* **Work required**: Below are some records. Copy every line in them that holds "name".

Figure record extracts
--- BEGIN ---
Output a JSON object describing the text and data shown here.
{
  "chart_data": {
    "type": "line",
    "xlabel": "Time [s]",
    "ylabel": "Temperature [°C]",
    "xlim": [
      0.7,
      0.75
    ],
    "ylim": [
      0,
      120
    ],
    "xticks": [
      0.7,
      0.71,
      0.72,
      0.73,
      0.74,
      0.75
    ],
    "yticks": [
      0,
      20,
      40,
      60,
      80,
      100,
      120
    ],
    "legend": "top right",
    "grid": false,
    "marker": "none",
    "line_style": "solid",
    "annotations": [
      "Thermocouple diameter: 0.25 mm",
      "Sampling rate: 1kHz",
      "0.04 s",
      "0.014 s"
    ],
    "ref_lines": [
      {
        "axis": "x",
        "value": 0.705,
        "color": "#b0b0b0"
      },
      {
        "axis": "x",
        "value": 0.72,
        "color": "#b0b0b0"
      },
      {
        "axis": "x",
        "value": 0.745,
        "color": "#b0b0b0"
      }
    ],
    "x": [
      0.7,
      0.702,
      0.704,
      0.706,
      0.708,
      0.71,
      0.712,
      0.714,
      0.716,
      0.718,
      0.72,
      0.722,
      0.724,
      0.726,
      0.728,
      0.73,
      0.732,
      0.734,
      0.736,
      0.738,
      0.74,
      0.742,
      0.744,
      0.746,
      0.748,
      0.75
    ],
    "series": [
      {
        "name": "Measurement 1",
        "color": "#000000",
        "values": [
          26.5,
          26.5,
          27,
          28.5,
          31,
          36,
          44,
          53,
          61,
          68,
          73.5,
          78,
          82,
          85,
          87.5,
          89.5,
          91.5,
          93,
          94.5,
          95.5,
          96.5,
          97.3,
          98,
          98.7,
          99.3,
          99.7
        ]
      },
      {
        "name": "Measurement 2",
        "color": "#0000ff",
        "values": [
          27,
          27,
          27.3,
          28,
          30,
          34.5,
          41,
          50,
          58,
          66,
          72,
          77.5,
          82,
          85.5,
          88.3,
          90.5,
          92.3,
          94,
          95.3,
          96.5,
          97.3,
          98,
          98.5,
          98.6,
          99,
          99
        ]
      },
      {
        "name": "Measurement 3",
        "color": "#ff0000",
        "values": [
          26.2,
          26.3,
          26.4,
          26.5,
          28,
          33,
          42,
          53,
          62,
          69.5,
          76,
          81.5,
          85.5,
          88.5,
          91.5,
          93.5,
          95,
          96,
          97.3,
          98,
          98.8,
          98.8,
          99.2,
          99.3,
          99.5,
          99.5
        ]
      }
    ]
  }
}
--- END ---
* **Written solution**:
        "name": "Measurement 1",
        "name": "Measurement 2",
        "name": "Measurement 3",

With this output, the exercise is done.